Collected data entries
_ _ _ _ _ _ _

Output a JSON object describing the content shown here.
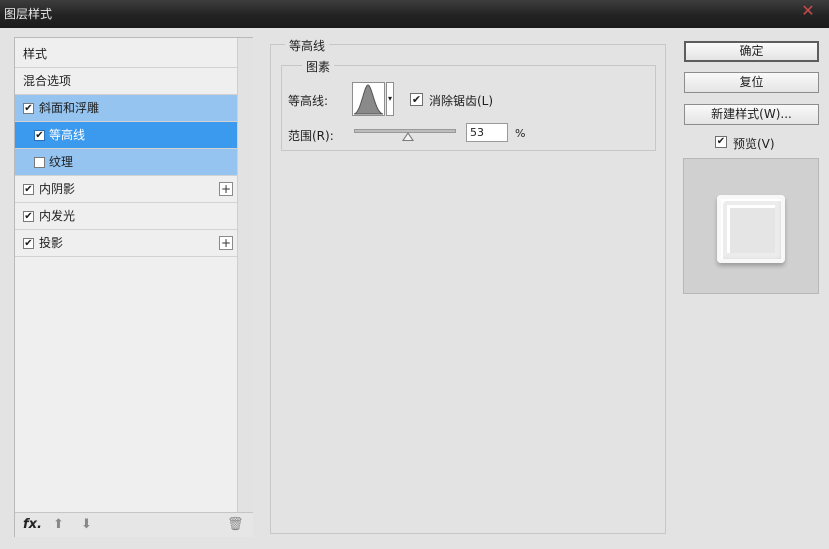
{
  "window": {
    "title": "图层样式",
    "close_glyph": "✕"
  },
  "styles_list": {
    "items": [
      {
        "label": "样式",
        "checkbox": false,
        "checked": false,
        "selected": "none",
        "plus": false,
        "indent": 0
      },
      {
        "label": "混合选项",
        "checkbox": false,
        "checked": false,
        "selected": "none",
        "plus": false,
        "indent": 0
      },
      {
        "label": "斜面和浮雕",
        "checkbox": true,
        "checked": true,
        "selected": "light",
        "plus": false,
        "indent": 0
      },
      {
        "label": "等高线",
        "checkbox": true,
        "checked": true,
        "selected": "strong",
        "plus": false,
        "indent": 1
      },
      {
        "label": "纹理",
        "checkbox": true,
        "checked": false,
        "selected": "light",
        "plus": false,
        "indent": 1
      },
      {
        "label": "内阴影",
        "checkbox": true,
        "checked": true,
        "selected": "none",
        "plus": true,
        "indent": 0
      },
      {
        "label": "内发光",
        "checkbox": true,
        "checked": true,
        "selected": "none",
        "plus": false,
        "indent": 0
      },
      {
        "label": "投影",
        "checkbox": true,
        "checked": true,
        "selected": "none",
        "plus": true,
        "indent": 0
      }
    ],
    "plus_glyph": "+",
    "check_glyph": "✔",
    "footer": {
      "fx": "fx.",
      "up": "⬆",
      "down": "⬇",
      "trash": "🗑"
    }
  },
  "contour_panel": {
    "group_title": "等高线",
    "subgroup_title": "图素",
    "contour_label": "等高线:",
    "anti_alias_label": "消除锯齿(L)",
    "anti_alias_checked": true,
    "range_label": "范围(R):",
    "range_value": "53",
    "range_unit": "%",
    "range_fraction": 0.53
  },
  "buttons": {
    "ok": "确定",
    "reset": "复位",
    "new_style": "新建样式(W)..."
  },
  "preview": {
    "label": "预览(V)",
    "checked": true
  },
  "colors": {
    "selected_strong": "#3c9aee",
    "selected_light": "#94c4ef",
    "dialog_bg": "#e3e3e3"
  }
}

_ _ _ _ _ _ _

*TASK INSTRUCTIONS:*
Set down every entry word for word, but omit the pictures.

*FINISHED ANSWER:*
Output a JSON object describing the content shown here.
{
  "window": {
    "title": "图层样式",
    "close_glyph": "✕"
  },
  "styles_list": {
    "items": [
      {
        "label": "样式",
        "checkbox": false,
        "checked": false,
        "selected": "none",
        "plus": false,
        "indent": 0
      },
      {
        "label": "混合选项",
        "checkbox": false,
        "checked": false,
        "selected": "none",
        "plus": false,
        "indent": 0
      },
      {
        "label": "斜面和浮雕",
        "checkbox": true,
        "checked": true,
        "selected": "light",
        "plus": false,
        "indent": 0
      },
      {
        "label": "等高线",
        "checkbox": true,
        "checked": true,
        "selected": "strong",
        "plus": false,
        "indent": 1
      },
      {
        "label": "纹理",
        "checkbox": true,
        "checked": false,
        "selected": "light",
        "plus": false,
        "indent": 1
      },
      {
        "label": "内阴影",
        "checkbox": true,
        "checked": true,
        "selected": "none",
        "plus": true,
        "indent": 0
      },
      {
        "label": "内发光",
        "checkbox": true,
        "checked": true,
        "selected": "none",
        "plus": false,
        "indent": 0
      },
      {
        "label": "投影",
        "checkbox": true,
        "checked": true,
        "selected": "none",
        "plus": true,
        "indent": 0
      }
    ],
    "plus_glyph": "+",
    "check_glyph": "✔",
    "footer": {
      "fx": "fx.",
      "up": "⬆",
      "down": "⬇",
      "trash": "🗑"
    }
  },
  "contour_panel": {
    "group_title": "等高线",
    "subgroup_title": "图素",
    "contour_label": "等高线:",
    "anti_alias_label": "消除锯齿(L)",
    "anti_alias_checked": true,
    "range_label": "范围(R):",
    "range_value": "53",
    "range_unit": "%",
    "range_fraction": 0.53
  },
  "buttons": {
    "ok": "确定",
    "reset": "复位",
    "new_style": "新建样式(W)..."
  },
  "preview": {
    "label": "预览(V)",
    "checked": true
  },
  "colors": {
    "selected_strong": "#3c9aee",
    "selected_light": "#94c4ef",
    "dialog_bg": "#e3e3e3"
  }
}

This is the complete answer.